What you will do | From the records below, extract all the text exactly and leave the images behind.

Records from a dataset |
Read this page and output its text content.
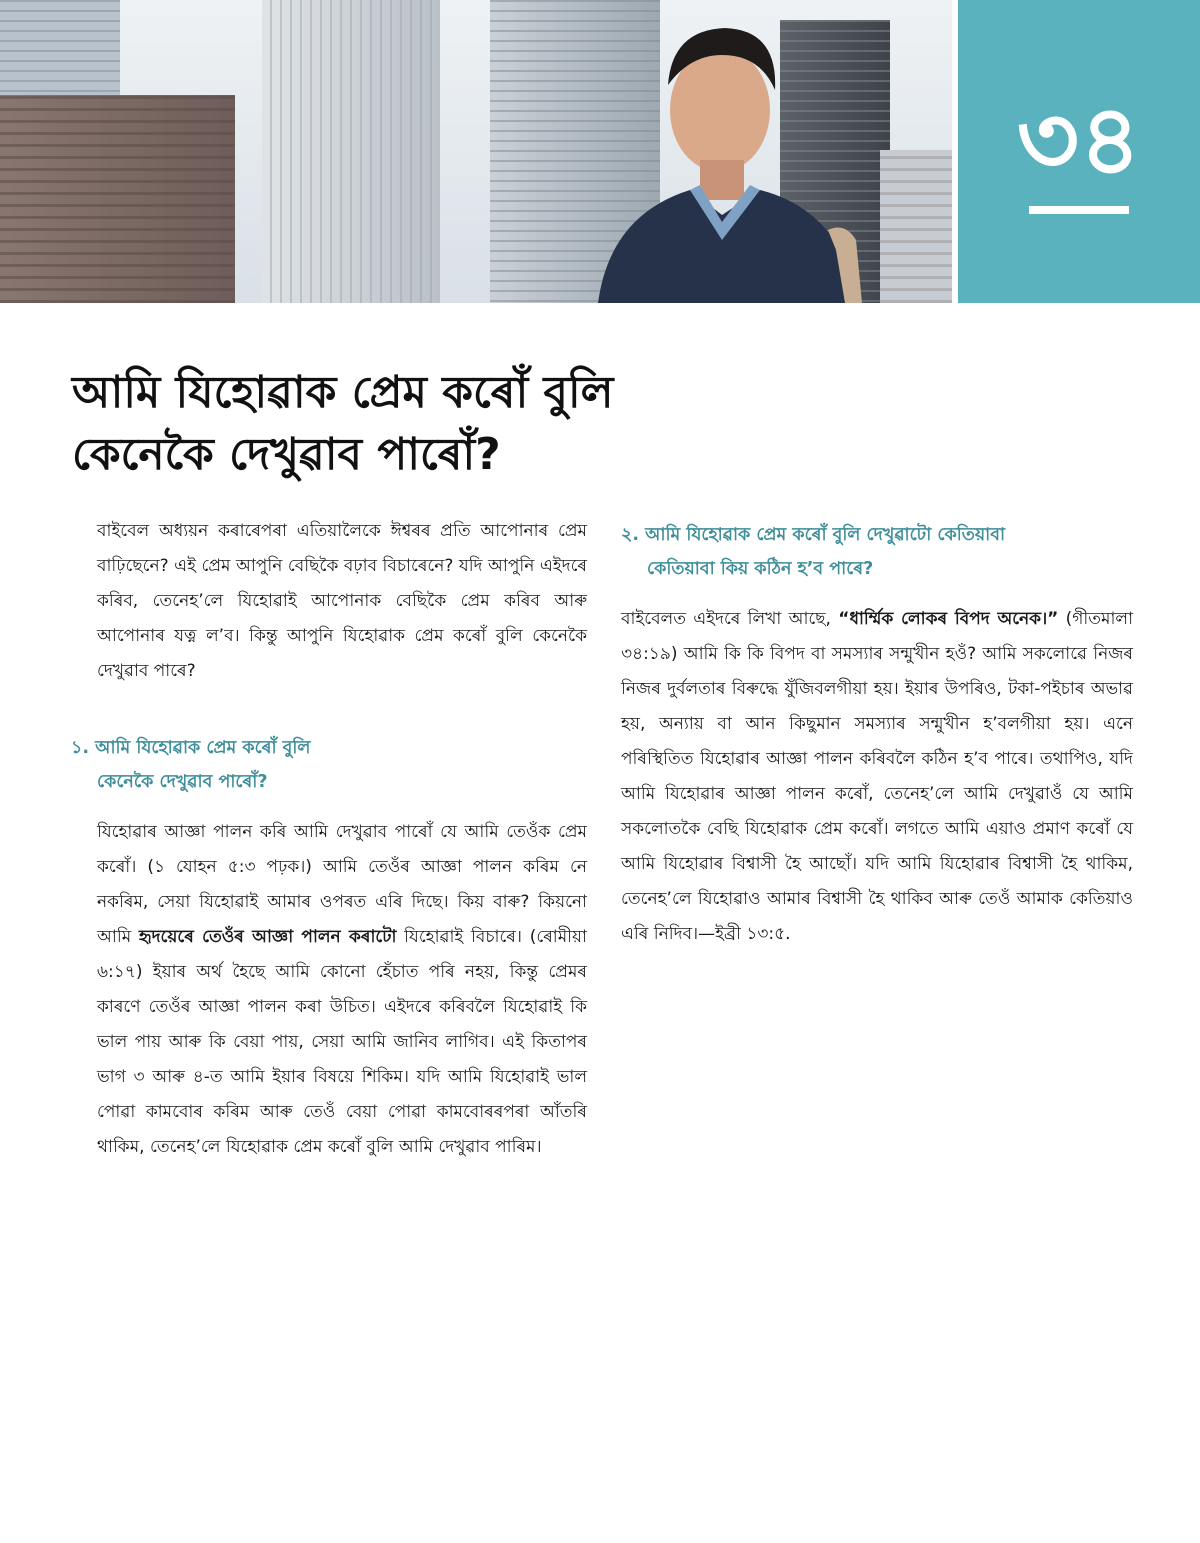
৩৪
আমি যিহোৱাক প্ৰেম কৰোঁ বুলি
কেনেকৈ দেখুৱাব পাৰোঁ?

বাইবেল অধ্যয়ন কৰাৰেপৰা এতিয়ালৈকে ঈশ্বৰৰ প্ৰতি আপোনাৰ প্ৰেম বাঢ়িছেনে? এই প্ৰেম আপুনি বেছিকৈ বঢ়াব বিচাৰেনে? যদি আপুনি এইদৰে কৰিব, তেনেহ’লে যিহোৱাই আপোনাক বেছিকৈ প্ৰেম কৰিব আৰু আপোনাৰ যত্ন ল’ব। কিন্তু আপুনি যিহোৱাক প্ৰেম কৰোঁ বুলি কেনেকৈ দেখুৱাব পাৰে?

১. আমি যিহোৱাক প্ৰেম কৰোঁ বুলি
কেনেকৈ দেখুৱাব পাৰোঁ?

যিহোৱাৰ আজ্ঞা পালন কৰি আমি দেখুৱাব পাৰোঁ যে আমি তেওঁক প্ৰেম কৰোঁ। (১ যোহন ৫:৩ পঢ়ক।) আমি তেওঁৰ আজ্ঞা পালন কৰিম নে নকৰিম, সেয়া যিহোৱাই আমাৰ ওপৰত এৰি দিছে। কিয় বাৰু? কিয়নো আমি হৃদয়েৰে তেওঁৰ আজ্ঞা পালন কৰাটো যিহোৱাই বিচাৰে। (ৰোমীয়া ৬:১৭) ইয়াৰ অৰ্থ হৈছে আমি কোনো হেঁচাত পৰি নহয়, কিন্তু প্ৰেমৰ কাৰণে তেওঁৰ আজ্ঞা পালন কৰা উচিত। এইদৰে কৰিবলৈ যিহোৱাই কি ভাল পায় আৰু কি বেয়া পায়, সেয়া আমি জানিব লাগিব। এই কিতাপৰ ভাগ ৩ আৰু ৪-ত আমি ইয়াৰ বিষয়ে শিকিম। যদি আমি যিহোৱাই ভাল পোৱা কামবোৰ কৰিম আৰু তেওঁ বেয়া পোৱা কামবোৰৰপৰা আঁতৰি থাকিম, তেনেহ’লে যিহোৱাক প্ৰেম কৰোঁ বুলি আমি দেখুৱাব পাৰিম।

২. আমি যিহোৱাক প্ৰেম কৰোঁ বুলি দেখুৱাটো কেতিয়াবা
কেতিয়াবা কিয় কঠিন হ’ব পাৰে?

বাইবেলত এইদৰে লিখা আছে, “ধাৰ্ম্মিক লোকৰ বিপদ অনেক।” (গীতমালা ৩৪:১৯) আমি কি কি বিপদ বা সমস্যাৰ সন্মুখীন হওঁ? আমি সকলোৱে নিজৰ নিজৰ দুৰ্বলতাৰ বিৰুদ্ধে যুঁজিবলগীয়া হয়। ইয়াৰ উপৰিও, টকা-পইচাৰ অভাৱ হয়, অন্যায় বা আন কিছুমান সমস্যাৰ সন্মুখীন হ’বলগীয়া হয়। এনে পৰিস্থিতিত যিহোৱাৰ আজ্ঞা পালন কৰিবলৈ কঠিন হ’ব পাৰে। তথাপিও, যদি আমি যিহোৱাৰ আজ্ঞা পালন কৰোঁ, তেনেহ’লে আমি দেখুৱাওঁ যে আমি সকলোতকৈ বেছি যিহোৱাক প্ৰেম কৰোঁ। লগতে আমি এয়াও প্ৰমাণ কৰোঁ যে আমি যিহোৱাৰ বিশ্বাসী হৈ আছোঁ। যদি আমি যিহোৱাৰ বিশ্বাসী হৈ থাকিম, তেনেহ’লে যিহোৱাও আমাৰ বিশ্বাসী হৈ থাকিব আৰু তেওঁ আমাক কেতিয়াও এৰি নিদিব।—ইব্ৰী ১৩:৫.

Output below |
Read this page and output its text content.
৩৪
আমি যিহোৱাক প্ৰেম কৰোঁ বুলি
কেনেকৈ দেখুৱাব পাৰোঁ?

বাইবেল অধ্যয়ন কৰাৰেপৰা এতিয়ালৈকে ঈশ্বৰৰ প্ৰতি আপোনাৰ প্ৰেম বাঢ়িছেনে? এই প্ৰেম আপুনি বেছিকৈ বঢ়াব বিচাৰেনে? যদি আপুনি এইদৰে কৰিব, তেনেহ’লে যিহোৱাই আপোনাক বেছিকৈ প্ৰেম কৰিব আৰু আপোনাৰ যত্ন ল’ব। কিন্তু আপুনি যিহোৱাক প্ৰেম কৰোঁ বুলি কেনেকৈ দেখুৱাব পাৰে?

১. আমি যিহোৱাক প্ৰেম কৰোঁ বুলি
কেনেকৈ দেখুৱাব পাৰোঁ?

যিহোৱাৰ আজ্ঞা পালন কৰি আমি দেখুৱাব পাৰোঁ যে আমি তেওঁক প্ৰেম কৰোঁ। (১ যোহন ৫:৩ পঢ়ক।) আমি তেওঁৰ আজ্ঞা পালন কৰিম নে নকৰিম, সেয়া যিহোৱাই আমাৰ ওপৰত এৰি দিছে। কিয় বাৰু? কিয়নো আমি হৃদয়েৰে তেওঁৰ আজ্ঞা পালন কৰাটো যিহোৱাই বিচাৰে। (ৰোমীয়া ৬:১৭) ইয়াৰ অৰ্থ হৈছে আমি কোনো হেঁচাত পৰি নহয়, কিন্তু প্ৰেমৰ কাৰণে তেওঁৰ আজ্ঞা পালন কৰা উচিত। এইদৰে কৰিবলৈ যিহোৱাই কি ভাল পায় আৰু কি বেয়া পায়, সেয়া আমি জানিব লাগিব। এই কিতাপৰ ভাগ ৩ আৰু ৪-ত আমি ইয়াৰ বিষয়ে শিকিম। যদি আমি যিহোৱাই ভাল পোৱা কামবোৰ কৰিম আৰু তেওঁ বেয়া পোৱা কামবোৰৰপৰা আঁতৰি থাকিম, তেনেহ’লে যিহোৱাক প্ৰেম কৰোঁ বুলি আমি দেখুৱাব পাৰিম।

২. আমি যিহোৱাক প্ৰেম কৰোঁ বুলি দেখুৱাটো কেতিয়াবা
কেতিয়াবা কিয় কঠিন হ’ব পাৰে?

বাইবেলত এইদৰে লিখা আছে, “ধাৰ্ম্মিক লোকৰ বিপদ অনেক।” (গীতমালা ৩৪:১৯) আমি কি কি বিপদ বা সমস্যাৰ সন্মুখীন হওঁ? আমি সকলোৱে নিজৰ নিজৰ দুৰ্বলতাৰ বিৰুদ্ধে যুঁজিবলগীয়া হয়। ইয়াৰ উপৰিও, টকা-পইচাৰ অভাৱ হয়, অন্যায় বা আন কিছুমান সমস্যাৰ সন্মুখীন হ’বলগীয়া হয়। এনে পৰিস্থিতিত যিহোৱাৰ আজ্ঞা পালন কৰিবলৈ কঠিন হ’ব পাৰে। তথাপিও, যদি আমি যিহোৱাৰ আজ্ঞা পালন কৰোঁ, তেনেহ’লে আমি দেখুৱাওঁ যে আমি সকলোতকৈ বেছি যিহোৱাক প্ৰেম কৰোঁ। লগতে আমি এয়াও প্ৰমাণ কৰোঁ যে আমি যিহোৱাৰ বিশ্বাসী হৈ আছোঁ। যদি আমি যিহোৱাৰ বিশ্বাসী হৈ থাকিম, তেনেহ’লে যিহোৱাও আমাৰ বিশ্বাসী হৈ থাকিব আৰু তেওঁ আমাক কেতিয়াও এৰি নিদিব।—ইব্ৰী ১৩:৫.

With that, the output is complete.